REQUIREMENT. Reproduce each of the rows below word for word, leaving out any pictures.
=======
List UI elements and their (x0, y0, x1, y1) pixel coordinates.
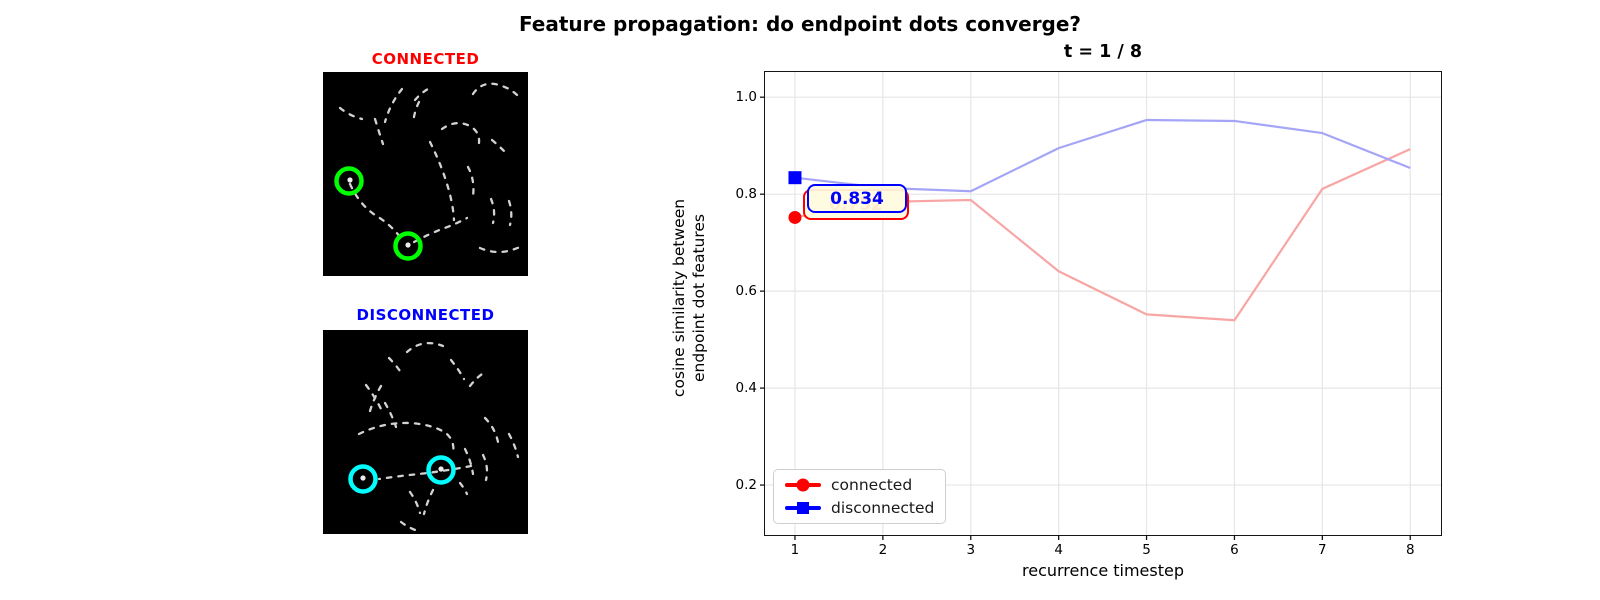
circle-marker-icon (796, 478, 810, 492)
legend-label-connected: connected (831, 476, 913, 495)
line-chart: t = 1 / 8 1 2 3 4 5 6 7 8 1.0 0.8 0.6 0.4 0.2 recur… (670, 42, 1442, 580)
connected-panel-title: CONNECTED (371, 50, 480, 68)
x-tick-label: 1 (790, 542, 800, 558)
dashed-trails (338, 82, 524, 254)
endpoint-dot (438, 466, 444, 472)
y-tick-label: 0.4 (735, 380, 757, 397)
figure-title: Feature propagation: do endpoint dots co… (518, 12, 1082, 36)
endpoint-dot (347, 177, 353, 183)
endpoint-ring-disconnected-1 (348, 464, 378, 494)
x-tick-label: 8 (1405, 542, 1415, 558)
endpoint-dot (405, 242, 411, 248)
y-tick-label: 1.0 (735, 89, 757, 106)
disconnected-dot-trails-graphic (348, 341, 520, 533)
connected-sample-image (323, 72, 528, 276)
y-tick-label: 0.2 (735, 477, 757, 494)
annotation-disconnected-text: 0.834 (830, 188, 884, 209)
connected-dot-trails-graphic (334, 82, 524, 261)
plot-canvas (760, 72, 1441, 540)
square-marker-icon (797, 501, 809, 514)
y-axis-label: cosine similarity between endpoint dot f… (669, 198, 708, 398)
legend-item-disconnected: disconnected (785, 499, 945, 517)
x-tick-label: 3 (966, 542, 976, 558)
dashed-trails (357, 341, 520, 533)
y-tick-label: 0.6 (735, 283, 757, 300)
legend: connected disconnected (773, 469, 946, 524)
disconnected-sample-image (323, 330, 528, 534)
x-tick-label: 5 (1142, 542, 1151, 558)
chart-title: t = 1 / 8 (1063, 42, 1143, 62)
endpoint-dot (360, 475, 366, 481)
endpoint-ring-disconnected-2 (426, 455, 456, 485)
x-tick-label: 7 (1318, 542, 1327, 558)
endpoint-ring-connected-2 (393, 231, 423, 261)
y-tick-label: 0.8 (735, 186, 757, 203)
annotation-disconnected-value: 0.834 (807, 184, 907, 213)
x-axis-label: recurrence timestep (1022, 561, 1184, 580)
disconnected-panel-title: DISCONNECTED (356, 306, 495, 324)
endpoint-ring-connected-1 (334, 166, 364, 196)
x-tick-label: 2 (878, 542, 888, 558)
legend-line-connected-icon (785, 478, 821, 492)
x-axis-tick-labels: 1 2 3 4 5 6 7 8 (765, 542, 1441, 560)
legend-item-connected: connected (785, 476, 945, 494)
legend-line-disconnected-icon (785, 501, 821, 514)
legend-label-disconnected: disconnected (831, 498, 935, 517)
y-axis-tick-labels: 1.0 0.8 0.6 0.4 0.2 (703, 72, 757, 535)
x-tick-label: 6 (1230, 542, 1239, 558)
x-tick-label: 4 (1054, 542, 1063, 558)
=======
TASK SOLUTION.
List UI elements and their (x0, y0, x1, y1) pixel coordinates.
circle-marker-icon (796, 478, 810, 492)
legend-label-connected: connected (831, 476, 913, 495)
line-chart: t = 1 / 8 1 2 3 4 5 6 7 8 1.0 0.8 0.6 0.4 0.2 recur… (670, 42, 1442, 580)
connected-panel-title: CONNECTED (371, 50, 480, 68)
x-tick-label: 1 (790, 542, 800, 558)
dashed-trails (338, 82, 524, 254)
endpoint-dot (438, 466, 444, 472)
y-tick-label: 0.4 (735, 380, 757, 397)
figure-title: Feature propagation: do endpoint dots co… (518, 12, 1082, 36)
endpoint-dot (347, 177, 353, 183)
endpoint-ring-disconnected-1 (348, 464, 378, 494)
x-tick-label: 8 (1405, 542, 1415, 558)
endpoint-dot (405, 242, 411, 248)
y-tick-label: 1.0 (735, 89, 757, 106)
disconnected-dot-trails-graphic (348, 341, 520, 533)
connected-sample-image (323, 72, 528, 276)
y-tick-label: 0.2 (735, 477, 757, 494)
annotation-disconnected-text: 0.834 (830, 188, 884, 209)
connected-dot-trails-graphic (334, 82, 524, 261)
plot-canvas (760, 72, 1441, 540)
square-marker-icon (797, 501, 809, 514)
y-axis-label: cosine similarity between endpoint dot f… (669, 198, 708, 398)
legend-item-disconnected: disconnected (785, 499, 945, 517)
x-tick-label: 3 (966, 542, 976, 558)
dashed-trails (357, 341, 520, 533)
y-tick-label: 0.6 (735, 283, 757, 300)
legend: connected disconnected (773, 469, 946, 524)
disconnected-sample-image (323, 330, 528, 534)
x-tick-label: 5 (1142, 542, 1151, 558)
chart-title: t = 1 / 8 (1063, 42, 1143, 62)
endpoint-dot (360, 475, 366, 481)
endpoint-ring-disconnected-2 (426, 455, 456, 485)
x-tick-label: 7 (1318, 542, 1327, 558)
endpoint-ring-connected-2 (393, 231, 423, 261)
y-tick-label: 0.8 (735, 186, 757, 203)
annotation-disconnected-value: 0.834 (807, 184, 907, 213)
x-axis-label: recurrence timestep (1022, 561, 1184, 580)
disconnected-panel-title: DISCONNECTED (356, 306, 495, 324)
endpoint-ring-connected-1 (334, 166, 364, 196)
x-tick-label: 2 (878, 542, 888, 558)
legend-line-connected-icon (785, 478, 821, 492)
x-axis-tick-labels: 1 2 3 4 5 6 7 8 (765, 542, 1441, 560)
legend-item-connected: connected (785, 476, 945, 494)
legend-line-disconnected-icon (785, 501, 821, 514)
legend-label-disconnected: disconnected (831, 498, 935, 517)
y-axis-tick-labels: 1.0 0.8 0.6 0.4 0.2 (703, 72, 757, 535)
x-tick-label: 6 (1230, 542, 1239, 558)
x-tick-label: 4 (1054, 542, 1063, 558)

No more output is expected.